Dataset entries:
▬▬▬

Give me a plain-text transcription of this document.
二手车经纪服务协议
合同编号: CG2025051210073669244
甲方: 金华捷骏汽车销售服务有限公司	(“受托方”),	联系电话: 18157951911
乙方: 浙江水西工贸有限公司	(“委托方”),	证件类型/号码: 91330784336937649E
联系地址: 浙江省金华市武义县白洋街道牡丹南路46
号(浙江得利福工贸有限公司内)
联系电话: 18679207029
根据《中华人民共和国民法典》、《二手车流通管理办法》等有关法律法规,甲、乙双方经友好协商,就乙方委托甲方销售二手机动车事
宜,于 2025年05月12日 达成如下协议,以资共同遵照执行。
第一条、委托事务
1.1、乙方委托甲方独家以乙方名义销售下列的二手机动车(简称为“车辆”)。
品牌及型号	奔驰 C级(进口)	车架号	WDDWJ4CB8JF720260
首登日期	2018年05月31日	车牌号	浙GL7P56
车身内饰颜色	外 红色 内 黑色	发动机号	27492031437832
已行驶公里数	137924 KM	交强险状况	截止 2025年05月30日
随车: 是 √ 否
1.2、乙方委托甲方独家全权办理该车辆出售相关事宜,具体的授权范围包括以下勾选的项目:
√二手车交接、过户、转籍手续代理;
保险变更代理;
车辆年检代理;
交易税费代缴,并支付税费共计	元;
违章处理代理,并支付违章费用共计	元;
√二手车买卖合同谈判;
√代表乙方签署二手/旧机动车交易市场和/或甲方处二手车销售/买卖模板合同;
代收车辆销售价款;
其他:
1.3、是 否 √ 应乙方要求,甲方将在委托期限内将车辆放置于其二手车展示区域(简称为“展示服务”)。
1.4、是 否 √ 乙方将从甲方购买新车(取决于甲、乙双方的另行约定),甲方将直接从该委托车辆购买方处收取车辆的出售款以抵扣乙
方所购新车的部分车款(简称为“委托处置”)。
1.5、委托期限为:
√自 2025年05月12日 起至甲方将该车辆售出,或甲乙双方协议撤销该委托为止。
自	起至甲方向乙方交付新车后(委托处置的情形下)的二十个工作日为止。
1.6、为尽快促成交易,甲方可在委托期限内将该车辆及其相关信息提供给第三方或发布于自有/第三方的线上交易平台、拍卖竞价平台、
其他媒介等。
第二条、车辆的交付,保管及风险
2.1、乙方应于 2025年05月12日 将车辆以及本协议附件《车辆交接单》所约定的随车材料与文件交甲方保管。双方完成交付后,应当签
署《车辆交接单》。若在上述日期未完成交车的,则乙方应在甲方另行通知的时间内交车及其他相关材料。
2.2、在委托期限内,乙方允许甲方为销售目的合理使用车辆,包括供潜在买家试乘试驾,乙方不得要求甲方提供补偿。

▬▬▬

Exercise description:
Which lines contain "联系电话"? Show each of them.

Answer to this exercise:
甲方: 金华捷骏汽车销售服务有限公司	(“受托方”),	联系电话: 18157951911
联系电话: 18679207029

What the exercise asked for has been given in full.